** START **
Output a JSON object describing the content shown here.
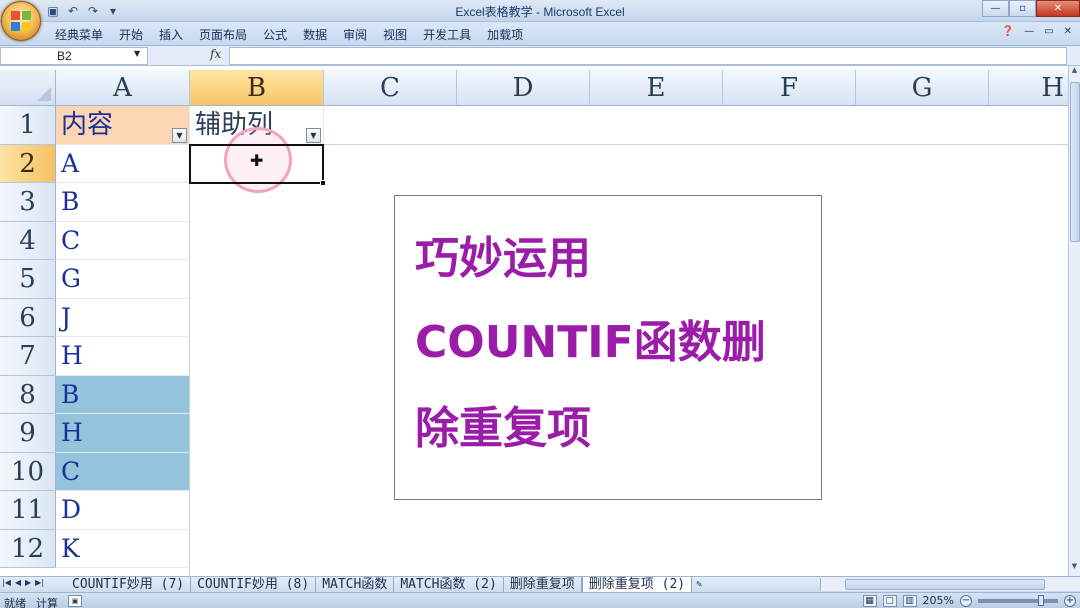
{
  "window": {
    "title": "Excel表格教学 - Microsoft Excel",
    "controls": {
      "minimize": "—",
      "maximize": "▫",
      "close": "✕"
    }
  },
  "menu": {
    "items": [
      "经典菜单",
      "开始",
      "插入",
      "页面布局",
      "公式",
      "数据",
      "审阅",
      "视图",
      "开发工具",
      "加载项"
    ]
  },
  "formula_bar": {
    "name_box": "B2",
    "fx_label": "fx",
    "formula": ""
  },
  "grid": {
    "columns": [
      "A",
      "B",
      "C",
      "D",
      "E",
      "F",
      "G",
      "H"
    ],
    "selected_column": "B",
    "rows": [
      "1",
      "2",
      "3",
      "4",
      "5",
      "6",
      "7",
      "8",
      "9",
      "10",
      "11",
      "12"
    ],
    "selected_row": "2",
    "header_row": {
      "A": "内容",
      "B": "辅助列"
    },
    "column_a_values": [
      "A",
      "B",
      "C",
      "G",
      "J",
      "H",
      "B",
      "H",
      "C",
      "D",
      "K"
    ],
    "highlight_color": "#93c4db",
    "header_fill": "#fcd5b4"
  },
  "textbox": {
    "lines": [
      "巧妙运用",
      "COUNTIF函数删",
      "除重复项"
    ],
    "color": "#9b1ca8"
  },
  "sheet_tabs": {
    "tabs": [
      "COUNTIF妙用 (7)",
      "COUNTIF妙用 (8)",
      "MATCH函数",
      "MATCH函数 (2)",
      "删除重复项",
      "删除重复项 (2)"
    ],
    "active": "删除重复项 (2)"
  },
  "status": {
    "mode": "就绪",
    "calc": "计算",
    "zoom": "205%"
  }
}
** END **
◆ **Required task**:
Pictures are excluded; output everything else in the data verbatim.

◆ **Correct response**:
Output a JSON object describing the content shown here.
{
  "window": {
    "title": "Excel表格教学 - Microsoft Excel",
    "controls": {
      "minimize": "—",
      "maximize": "▫",
      "close": "✕"
    }
  },
  "menu": {
    "items": [
      "经典菜单",
      "开始",
      "插入",
      "页面布局",
      "公式",
      "数据",
      "审阅",
      "视图",
      "开发工具",
      "加载项"
    ]
  },
  "formula_bar": {
    "name_box": "B2",
    "fx_label": "fx",
    "formula": ""
  },
  "grid": {
    "columns": [
      "A",
      "B",
      "C",
      "D",
      "E",
      "F",
      "G",
      "H"
    ],
    "selected_column": "B",
    "rows": [
      "1",
      "2",
      "3",
      "4",
      "5",
      "6",
      "7",
      "8",
      "9",
      "10",
      "11",
      "12"
    ],
    "selected_row": "2",
    "header_row": {
      "A": "内容",
      "B": "辅助列"
    },
    "column_a_values": [
      "A",
      "B",
      "C",
      "G",
      "J",
      "H",
      "B",
      "H",
      "C",
      "D",
      "K"
    ],
    "highlight_color": "#93c4db",
    "header_fill": "#fcd5b4"
  },
  "textbox": {
    "lines": [
      "巧妙运用",
      "COUNTIF函数删",
      "除重复项"
    ],
    "color": "#9b1ca8"
  },
  "sheet_tabs": {
    "tabs": [
      "COUNTIF妙用 (7)",
      "COUNTIF妙用 (8)",
      "MATCH函数",
      "MATCH函数 (2)",
      "删除重复项",
      "删除重复项 (2)"
    ],
    "active": "删除重复项 (2)"
  },
  "status": {
    "mode": "就绪",
    "calc": "计算",
    "zoom": "205%"
  }
}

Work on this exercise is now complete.